[Start of PROVIDED RECORDS]

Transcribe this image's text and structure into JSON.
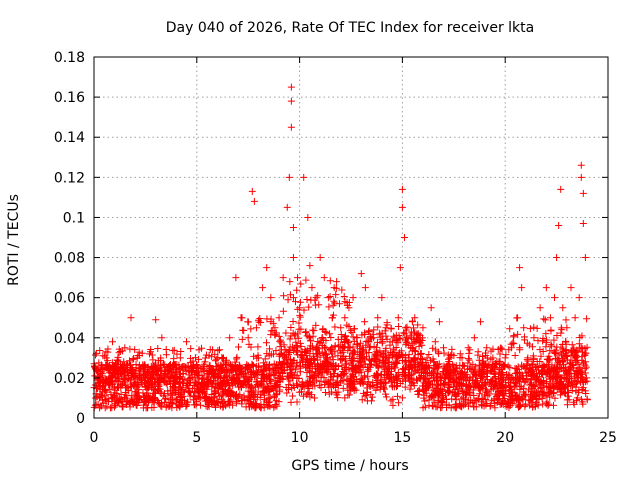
{
  "chart_data": {
    "type": "scatter",
    "title": "Day 040 of 2026, Rate Of TEC Index for receiver lkta",
    "xlabel": "GPS time / hours",
    "ylabel": "ROTI / TECUs",
    "xlim": [
      0,
      25
    ],
    "ylim": [
      0,
      0.18
    ],
    "x_ticks": [
      0,
      5,
      10,
      15,
      20,
      25
    ],
    "x_tick_labels": [
      "0",
      "5",
      "10",
      "15",
      "20",
      "25"
    ],
    "y_ticks": [
      0,
      0.02,
      0.04,
      0.06,
      0.08,
      0.1,
      0.12,
      0.14,
      0.16,
      0.18
    ],
    "y_tick_labels": [
      "0",
      "0.02",
      "0.04",
      "0.06",
      "0.08",
      "0.1",
      "0.12",
      "0.14",
      "0.16",
      "0.18"
    ],
    "grid": true,
    "marker": "+",
    "color": "#ff0000",
    "series": [
      {
        "name": "ROTI",
        "x": [
          0.1,
          0.3,
          0.6,
          0.9,
          1.2,
          1.5,
          1.8,
          2.1,
          2.4,
          2.7,
          3.0,
          3.3,
          3.6,
          3.9,
          4.2,
          4.5,
          4.8,
          5.1,
          5.4,
          5.7,
          6.0,
          6.3,
          6.6,
          6.9,
          7.2,
          7.5,
          7.7,
          7.8,
          7.9,
          8.0,
          8.2,
          8.4,
          8.6,
          8.8,
          9.0,
          9.2,
          9.4,
          9.5,
          9.6,
          9.6,
          9.6,
          9.7,
          9.7,
          9.7,
          9.8,
          9.9,
          10.0,
          10.2,
          10.4,
          10.5,
          10.5,
          10.6,
          10.8,
          11.0,
          11.2,
          11.4,
          11.6,
          11.8,
          12.0,
          12.2,
          12.4,
          12.6,
          12.8,
          13.0,
          13.2,
          13.4,
          13.6,
          13.8,
          14.0,
          14.2,
          14.4,
          14.6,
          14.8,
          14.9,
          15.0,
          15.0,
          15.1,
          15.2,
          15.4,
          15.6,
          15.8,
          16.0,
          16.2,
          16.4,
          16.6,
          16.8,
          17.0,
          17.3,
          17.6,
          17.9,
          18.2,
          18.5,
          18.8,
          19.1,
          19.4,
          19.7,
          20.0,
          20.3,
          20.6,
          20.7,
          20.8,
          20.9,
          21.1,
          21.4,
          21.7,
          22.0,
          22.2,
          22.4,
          22.5,
          22.6,
          22.7,
          22.8,
          23.0,
          23.2,
          23.4,
          23.6,
          23.7,
          23.7,
          23.8,
          23.8,
          23.9
        ],
        "y": [
          0.012,
          0.025,
          0.03,
          0.038,
          0.028,
          0.035,
          0.05,
          0.03,
          0.025,
          0.032,
          0.049,
          0.04,
          0.02,
          0.018,
          0.03,
          0.038,
          0.025,
          0.02,
          0.028,
          0.018,
          0.022,
          0.03,
          0.04,
          0.07,
          0.05,
          0.04,
          0.113,
          0.108,
          0.045,
          0.03,
          0.065,
          0.075,
          0.06,
          0.045,
          0.05,
          0.07,
          0.105,
          0.12,
          0.145,
          0.165,
          0.158,
          0.08,
          0.095,
          0.06,
          0.058,
          0.07,
          0.055,
          0.12,
          0.1,
          0.076,
          0.04,
          0.065,
          0.06,
          0.08,
          0.07,
          0.06,
          0.05,
          0.068,
          0.045,
          0.05,
          0.055,
          0.06,
          0.04,
          0.072,
          0.065,
          0.035,
          0.04,
          0.05,
          0.06,
          0.045,
          0.038,
          0.04,
          0.05,
          0.075,
          0.114,
          0.105,
          0.09,
          0.04,
          0.035,
          0.05,
          0.04,
          0.045,
          0.03,
          0.055,
          0.038,
          0.048,
          0.035,
          0.03,
          0.025,
          0.03,
          0.035,
          0.04,
          0.048,
          0.035,
          0.03,
          0.028,
          0.03,
          0.035,
          0.05,
          0.075,
          0.065,
          0.045,
          0.03,
          0.04,
          0.055,
          0.065,
          0.05,
          0.06,
          0.08,
          0.096,
          0.114,
          0.055,
          0.045,
          0.065,
          0.05,
          0.06,
          0.126,
          0.12,
          0.112,
          0.097,
          0.08
        ]
      }
    ],
    "baseline_noise": {
      "description": "dense points 0.005–0.03 throughout 0–24 h"
    }
  }
}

[End of PROVIDED RECORDS]

WHAT YOU SHOULD DO:
Transcribe every entry word for word, but skip the pictures.

COMPLETE ANSWER:
Transcribe this image's text and structure into JSON.
{
  "chart_data": {
    "type": "scatter",
    "title": "Day 040 of 2026, Rate Of TEC Index for receiver lkta",
    "xlabel": "GPS time / hours",
    "ylabel": "ROTI / TECUs",
    "xlim": [
      0,
      25
    ],
    "ylim": [
      0,
      0.18
    ],
    "x_ticks": [
      0,
      5,
      10,
      15,
      20,
      25
    ],
    "x_tick_labels": [
      "0",
      "5",
      "10",
      "15",
      "20",
      "25"
    ],
    "y_ticks": [
      0,
      0.02,
      0.04,
      0.06,
      0.08,
      0.1,
      0.12,
      0.14,
      0.16,
      0.18
    ],
    "y_tick_labels": [
      "0",
      "0.02",
      "0.04",
      "0.06",
      "0.08",
      "0.1",
      "0.12",
      "0.14",
      "0.16",
      "0.18"
    ],
    "grid": true,
    "marker": "+",
    "color": "#ff0000",
    "series": [
      {
        "name": "ROTI",
        "x": [
          0.1,
          0.3,
          0.6,
          0.9,
          1.2,
          1.5,
          1.8,
          2.1,
          2.4,
          2.7,
          3.0,
          3.3,
          3.6,
          3.9,
          4.2,
          4.5,
          4.8,
          5.1,
          5.4,
          5.7,
          6.0,
          6.3,
          6.6,
          6.9,
          7.2,
          7.5,
          7.7,
          7.8,
          7.9,
          8.0,
          8.2,
          8.4,
          8.6,
          8.8,
          9.0,
          9.2,
          9.4,
          9.5,
          9.6,
          9.6,
          9.6,
          9.7,
          9.7,
          9.7,
          9.8,
          9.9,
          10.0,
          10.2,
          10.4,
          10.5,
          10.5,
          10.6,
          10.8,
          11.0,
          11.2,
          11.4,
          11.6,
          11.8,
          12.0,
          12.2,
          12.4,
          12.6,
          12.8,
          13.0,
          13.2,
          13.4,
          13.6,
          13.8,
          14.0,
          14.2,
          14.4,
          14.6,
          14.8,
          14.9,
          15.0,
          15.0,
          15.1,
          15.2,
          15.4,
          15.6,
          15.8,
          16.0,
          16.2,
          16.4,
          16.6,
          16.8,
          17.0,
          17.3,
          17.6,
          17.9,
          18.2,
          18.5,
          18.8,
          19.1,
          19.4,
          19.7,
          20.0,
          20.3,
          20.6,
          20.7,
          20.8,
          20.9,
          21.1,
          21.4,
          21.7,
          22.0,
          22.2,
          22.4,
          22.5,
          22.6,
          22.7,
          22.8,
          23.0,
          23.2,
          23.4,
          23.6,
          23.7,
          23.7,
          23.8,
          23.8,
          23.9
        ],
        "y": [
          0.012,
          0.025,
          0.03,
          0.038,
          0.028,
          0.035,
          0.05,
          0.03,
          0.025,
          0.032,
          0.049,
          0.04,
          0.02,
          0.018,
          0.03,
          0.038,
          0.025,
          0.02,
          0.028,
          0.018,
          0.022,
          0.03,
          0.04,
          0.07,
          0.05,
          0.04,
          0.113,
          0.108,
          0.045,
          0.03,
          0.065,
          0.075,
          0.06,
          0.045,
          0.05,
          0.07,
          0.105,
          0.12,
          0.145,
          0.165,
          0.158,
          0.08,
          0.095,
          0.06,
          0.058,
          0.07,
          0.055,
          0.12,
          0.1,
          0.076,
          0.04,
          0.065,
          0.06,
          0.08,
          0.07,
          0.06,
          0.05,
          0.068,
          0.045,
          0.05,
          0.055,
          0.06,
          0.04,
          0.072,
          0.065,
          0.035,
          0.04,
          0.05,
          0.06,
          0.045,
          0.038,
          0.04,
          0.05,
          0.075,
          0.114,
          0.105,
          0.09,
          0.04,
          0.035,
          0.05,
          0.04,
          0.045,
          0.03,
          0.055,
          0.038,
          0.048,
          0.035,
          0.03,
          0.025,
          0.03,
          0.035,
          0.04,
          0.048,
          0.035,
          0.03,
          0.028,
          0.03,
          0.035,
          0.05,
          0.075,
          0.065,
          0.045,
          0.03,
          0.04,
          0.055,
          0.065,
          0.05,
          0.06,
          0.08,
          0.096,
          0.114,
          0.055,
          0.045,
          0.065,
          0.05,
          0.06,
          0.126,
          0.12,
          0.112,
          0.097,
          0.08
        ]
      }
    ],
    "baseline_noise": {
      "description": "dense points 0.005–0.03 throughout 0–24 h"
    }
  }
}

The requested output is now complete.